● **Instructions to follow**: Find the string "sont" and gather every line that holds it.

[Items listed in a dataset]
________

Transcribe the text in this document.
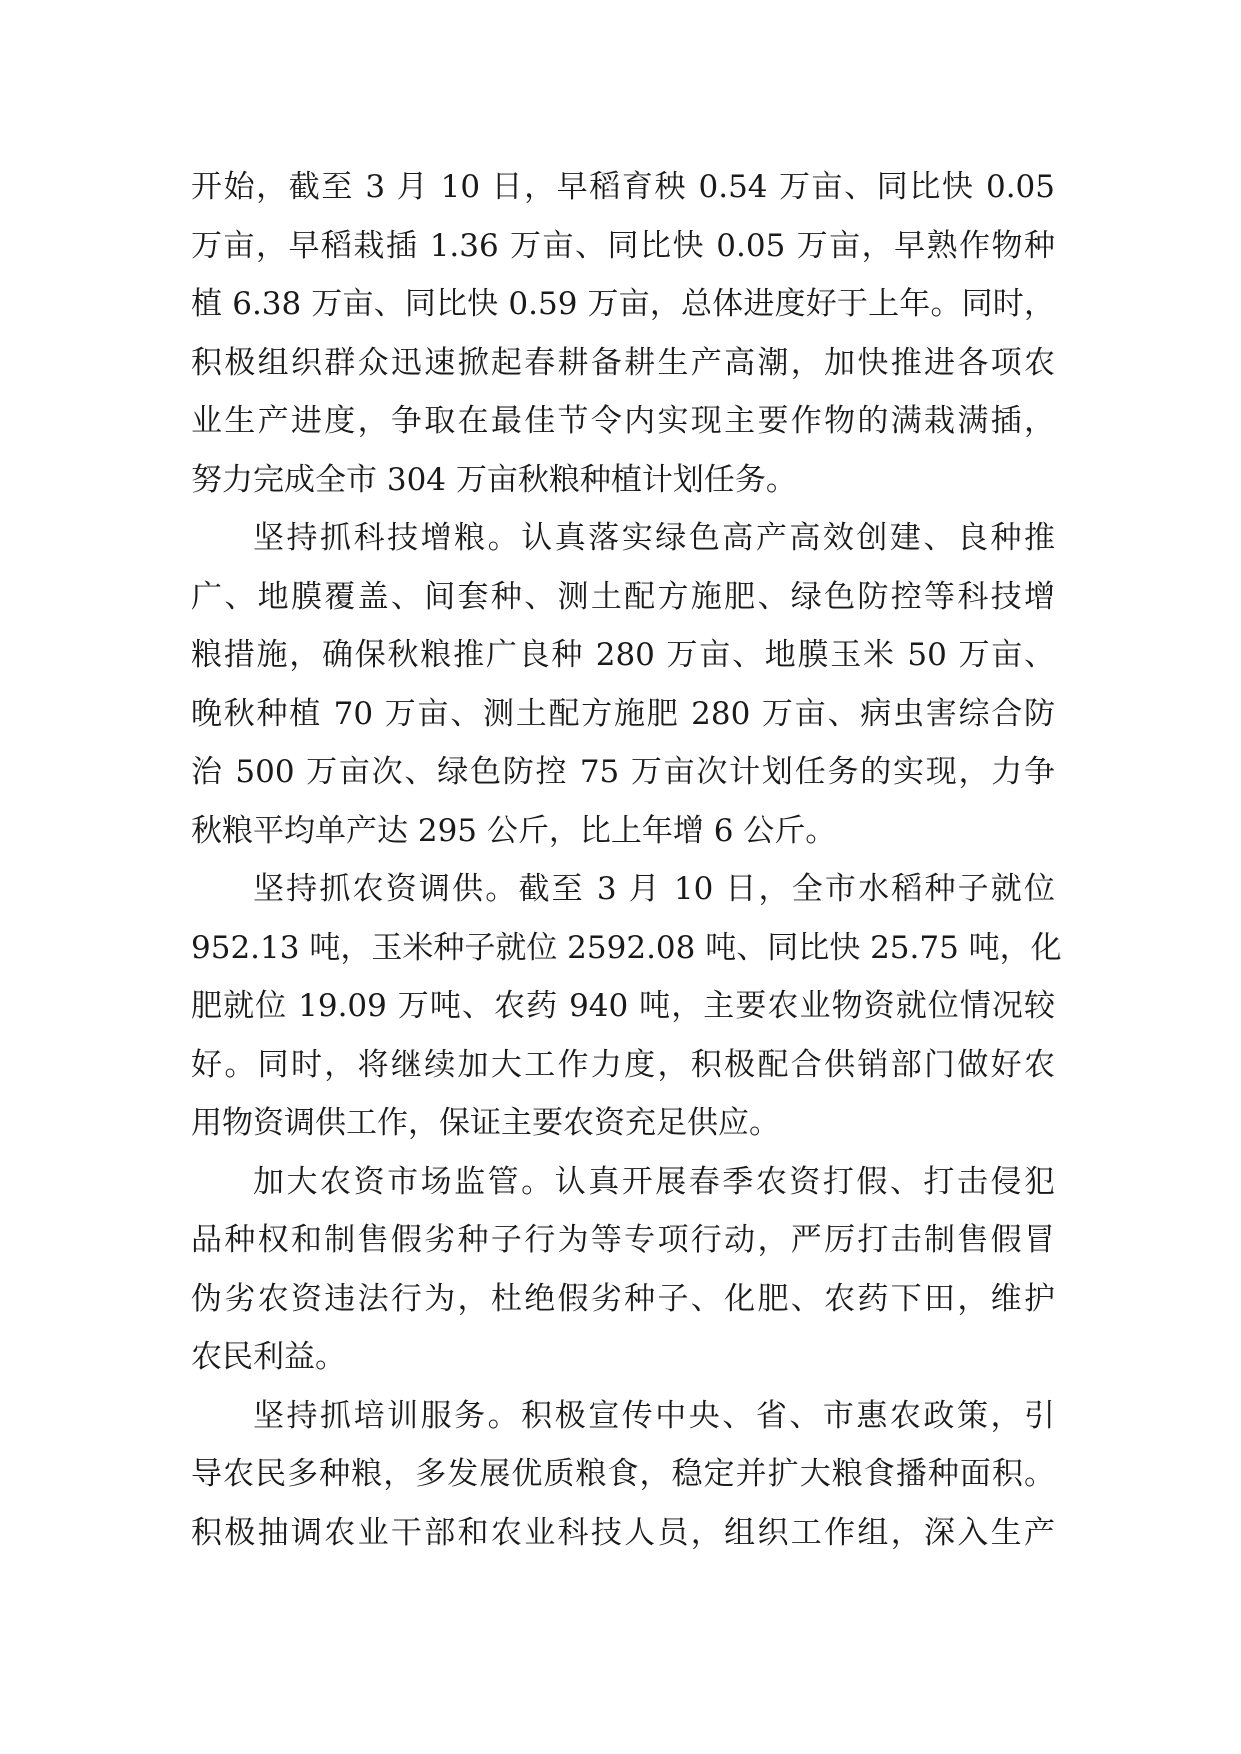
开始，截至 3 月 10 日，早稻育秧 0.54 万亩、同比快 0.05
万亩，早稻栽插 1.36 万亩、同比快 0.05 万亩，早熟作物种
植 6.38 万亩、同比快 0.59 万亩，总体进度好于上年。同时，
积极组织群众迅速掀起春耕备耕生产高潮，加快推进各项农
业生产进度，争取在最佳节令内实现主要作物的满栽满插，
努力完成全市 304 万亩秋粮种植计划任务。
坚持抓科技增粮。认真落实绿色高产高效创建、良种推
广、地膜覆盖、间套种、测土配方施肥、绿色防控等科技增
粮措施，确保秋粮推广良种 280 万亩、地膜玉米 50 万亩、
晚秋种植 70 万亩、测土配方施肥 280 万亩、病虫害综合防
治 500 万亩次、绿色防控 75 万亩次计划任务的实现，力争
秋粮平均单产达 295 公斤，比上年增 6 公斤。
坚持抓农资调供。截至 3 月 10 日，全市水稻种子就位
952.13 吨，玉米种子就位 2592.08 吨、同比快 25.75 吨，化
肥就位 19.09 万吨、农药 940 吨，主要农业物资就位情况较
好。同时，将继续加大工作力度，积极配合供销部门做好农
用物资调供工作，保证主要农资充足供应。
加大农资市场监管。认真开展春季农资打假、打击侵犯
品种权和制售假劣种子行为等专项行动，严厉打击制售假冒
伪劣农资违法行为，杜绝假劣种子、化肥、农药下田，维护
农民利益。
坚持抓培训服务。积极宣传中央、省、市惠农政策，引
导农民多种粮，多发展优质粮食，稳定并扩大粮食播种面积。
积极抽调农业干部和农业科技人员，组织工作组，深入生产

________

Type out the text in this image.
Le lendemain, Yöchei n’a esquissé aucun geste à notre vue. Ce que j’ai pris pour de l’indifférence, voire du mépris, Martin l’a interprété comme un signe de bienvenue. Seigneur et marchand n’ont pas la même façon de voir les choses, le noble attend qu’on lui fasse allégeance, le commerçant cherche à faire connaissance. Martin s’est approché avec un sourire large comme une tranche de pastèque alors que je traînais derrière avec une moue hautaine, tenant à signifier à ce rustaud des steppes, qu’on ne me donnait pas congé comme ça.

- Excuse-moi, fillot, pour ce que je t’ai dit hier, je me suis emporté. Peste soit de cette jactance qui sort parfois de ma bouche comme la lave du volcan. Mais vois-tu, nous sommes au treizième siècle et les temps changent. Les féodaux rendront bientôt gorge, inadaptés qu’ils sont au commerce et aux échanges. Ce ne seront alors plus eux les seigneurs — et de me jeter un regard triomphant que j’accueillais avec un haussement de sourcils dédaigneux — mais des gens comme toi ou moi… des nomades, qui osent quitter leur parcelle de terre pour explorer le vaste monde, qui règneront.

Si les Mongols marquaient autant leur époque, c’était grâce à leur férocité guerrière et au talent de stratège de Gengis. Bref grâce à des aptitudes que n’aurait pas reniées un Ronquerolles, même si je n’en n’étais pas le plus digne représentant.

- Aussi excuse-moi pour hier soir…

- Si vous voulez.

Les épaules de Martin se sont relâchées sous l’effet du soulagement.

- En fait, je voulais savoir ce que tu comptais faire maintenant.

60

________

● **Output below**:
- Excuse-moi, fillot, pour ce que je t’ai dit hier, je me suis emporté. Peste soit de cette jactance qui sort parfois de ma bouche comme la lave du volcan. Mais vois-tu, nous sommes au treizième siècle et les temps changent. Les féodaux rendront bientôt gorge, inadaptés qu’ils sont au commerce et aux échanges. Ce ne seront alors plus eux les seigneurs — et de me jeter un regard triomphant que j’accueillais avec un haussement de sourcils dédaigneux — mais des gens comme toi ou moi… des nomades, qui osent quitter leur parcelle de terre pour explorer le vaste monde, qui règneront.
Les épaules de Martin se sont relâchées sous l’effet du soulagement.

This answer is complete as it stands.